Task details -
Check each line of the data below for the word "category". How many lines have it? Answer with the number alone.

════════

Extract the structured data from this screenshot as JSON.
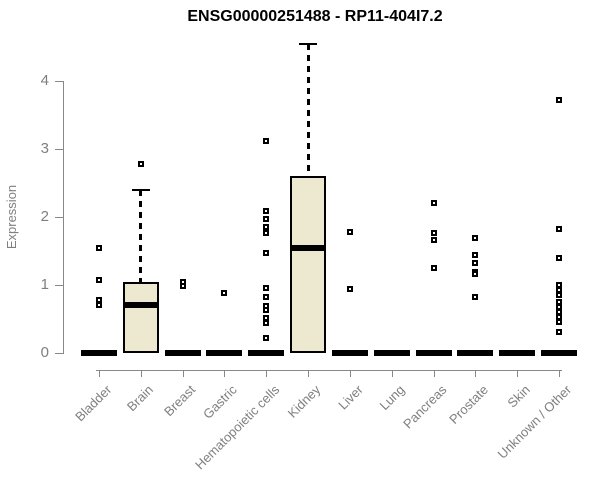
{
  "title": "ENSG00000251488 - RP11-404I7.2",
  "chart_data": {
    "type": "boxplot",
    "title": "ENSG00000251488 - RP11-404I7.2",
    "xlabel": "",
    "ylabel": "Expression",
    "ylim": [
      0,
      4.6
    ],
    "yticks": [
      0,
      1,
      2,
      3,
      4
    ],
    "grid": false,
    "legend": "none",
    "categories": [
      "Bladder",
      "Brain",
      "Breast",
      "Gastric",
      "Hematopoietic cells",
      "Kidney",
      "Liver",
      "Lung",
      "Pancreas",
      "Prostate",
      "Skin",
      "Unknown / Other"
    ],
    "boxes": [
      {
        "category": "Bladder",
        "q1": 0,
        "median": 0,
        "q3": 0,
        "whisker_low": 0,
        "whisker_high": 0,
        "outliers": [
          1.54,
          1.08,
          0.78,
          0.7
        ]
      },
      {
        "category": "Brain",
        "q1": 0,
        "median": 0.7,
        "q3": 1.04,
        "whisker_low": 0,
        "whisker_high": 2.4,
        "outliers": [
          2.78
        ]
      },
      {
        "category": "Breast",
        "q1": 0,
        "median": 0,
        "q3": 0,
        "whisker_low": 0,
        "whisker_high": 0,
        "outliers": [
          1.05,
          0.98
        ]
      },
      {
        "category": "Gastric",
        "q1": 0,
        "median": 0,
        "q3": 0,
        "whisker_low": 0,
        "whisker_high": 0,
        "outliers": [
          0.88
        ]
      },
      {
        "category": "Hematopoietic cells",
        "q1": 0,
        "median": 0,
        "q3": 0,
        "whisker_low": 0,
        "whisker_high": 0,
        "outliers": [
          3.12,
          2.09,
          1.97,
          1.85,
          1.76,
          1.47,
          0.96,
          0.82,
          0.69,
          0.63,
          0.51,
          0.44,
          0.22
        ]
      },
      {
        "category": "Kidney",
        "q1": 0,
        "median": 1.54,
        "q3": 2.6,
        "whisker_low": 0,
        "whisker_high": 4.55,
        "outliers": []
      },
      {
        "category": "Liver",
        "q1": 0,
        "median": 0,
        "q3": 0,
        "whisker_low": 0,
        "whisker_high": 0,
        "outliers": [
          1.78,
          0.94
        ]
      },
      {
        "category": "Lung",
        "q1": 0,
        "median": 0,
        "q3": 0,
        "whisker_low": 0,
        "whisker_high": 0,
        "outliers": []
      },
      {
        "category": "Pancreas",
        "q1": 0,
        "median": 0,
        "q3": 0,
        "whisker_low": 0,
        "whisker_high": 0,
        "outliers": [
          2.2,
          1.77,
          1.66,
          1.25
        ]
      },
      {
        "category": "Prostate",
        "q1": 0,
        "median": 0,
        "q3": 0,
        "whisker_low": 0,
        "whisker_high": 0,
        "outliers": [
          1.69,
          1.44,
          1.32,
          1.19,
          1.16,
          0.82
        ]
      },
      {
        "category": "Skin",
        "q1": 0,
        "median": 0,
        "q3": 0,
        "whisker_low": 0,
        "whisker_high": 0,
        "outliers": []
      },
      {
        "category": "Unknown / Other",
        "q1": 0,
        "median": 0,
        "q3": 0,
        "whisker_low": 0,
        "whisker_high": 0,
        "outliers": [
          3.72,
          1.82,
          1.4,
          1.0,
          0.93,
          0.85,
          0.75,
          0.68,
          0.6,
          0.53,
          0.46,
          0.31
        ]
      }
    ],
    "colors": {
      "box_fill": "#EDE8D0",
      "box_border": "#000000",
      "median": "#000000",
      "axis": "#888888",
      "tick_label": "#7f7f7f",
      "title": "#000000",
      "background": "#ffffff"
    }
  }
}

════════

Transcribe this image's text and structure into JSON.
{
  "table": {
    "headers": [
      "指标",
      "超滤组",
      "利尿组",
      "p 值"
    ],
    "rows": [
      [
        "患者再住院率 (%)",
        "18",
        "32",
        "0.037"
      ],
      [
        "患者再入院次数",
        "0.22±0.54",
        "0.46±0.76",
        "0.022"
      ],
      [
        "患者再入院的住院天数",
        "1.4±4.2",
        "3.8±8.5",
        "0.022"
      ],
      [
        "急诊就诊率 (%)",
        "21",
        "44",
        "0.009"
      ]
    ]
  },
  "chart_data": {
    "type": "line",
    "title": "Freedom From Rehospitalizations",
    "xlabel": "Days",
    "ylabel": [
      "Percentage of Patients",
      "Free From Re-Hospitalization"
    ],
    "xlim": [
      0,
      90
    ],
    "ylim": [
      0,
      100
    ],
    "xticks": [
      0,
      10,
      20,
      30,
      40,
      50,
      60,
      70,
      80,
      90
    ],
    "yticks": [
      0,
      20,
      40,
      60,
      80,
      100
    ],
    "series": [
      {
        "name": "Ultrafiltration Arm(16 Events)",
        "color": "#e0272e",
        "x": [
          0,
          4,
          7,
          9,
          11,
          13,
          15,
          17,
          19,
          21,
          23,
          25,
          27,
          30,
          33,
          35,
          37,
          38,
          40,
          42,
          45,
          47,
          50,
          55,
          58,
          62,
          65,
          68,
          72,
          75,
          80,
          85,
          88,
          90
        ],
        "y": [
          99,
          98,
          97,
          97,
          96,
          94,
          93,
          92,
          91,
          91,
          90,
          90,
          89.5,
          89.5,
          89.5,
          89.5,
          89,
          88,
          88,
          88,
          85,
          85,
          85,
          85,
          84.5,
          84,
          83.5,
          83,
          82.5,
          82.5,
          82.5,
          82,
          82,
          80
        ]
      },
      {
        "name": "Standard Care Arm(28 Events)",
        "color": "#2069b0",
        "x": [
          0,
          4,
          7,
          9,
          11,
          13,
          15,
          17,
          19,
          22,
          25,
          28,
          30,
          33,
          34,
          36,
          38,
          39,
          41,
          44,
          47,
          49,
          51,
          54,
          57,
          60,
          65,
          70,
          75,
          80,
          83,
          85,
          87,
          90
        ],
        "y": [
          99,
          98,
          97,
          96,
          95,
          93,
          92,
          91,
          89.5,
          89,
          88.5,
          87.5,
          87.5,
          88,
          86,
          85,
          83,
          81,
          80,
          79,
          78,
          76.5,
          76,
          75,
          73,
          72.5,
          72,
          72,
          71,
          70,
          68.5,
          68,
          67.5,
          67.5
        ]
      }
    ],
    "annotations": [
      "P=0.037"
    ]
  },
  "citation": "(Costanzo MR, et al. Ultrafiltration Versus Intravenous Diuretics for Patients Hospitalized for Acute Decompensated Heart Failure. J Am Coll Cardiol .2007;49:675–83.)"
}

════════

Response to this task -
12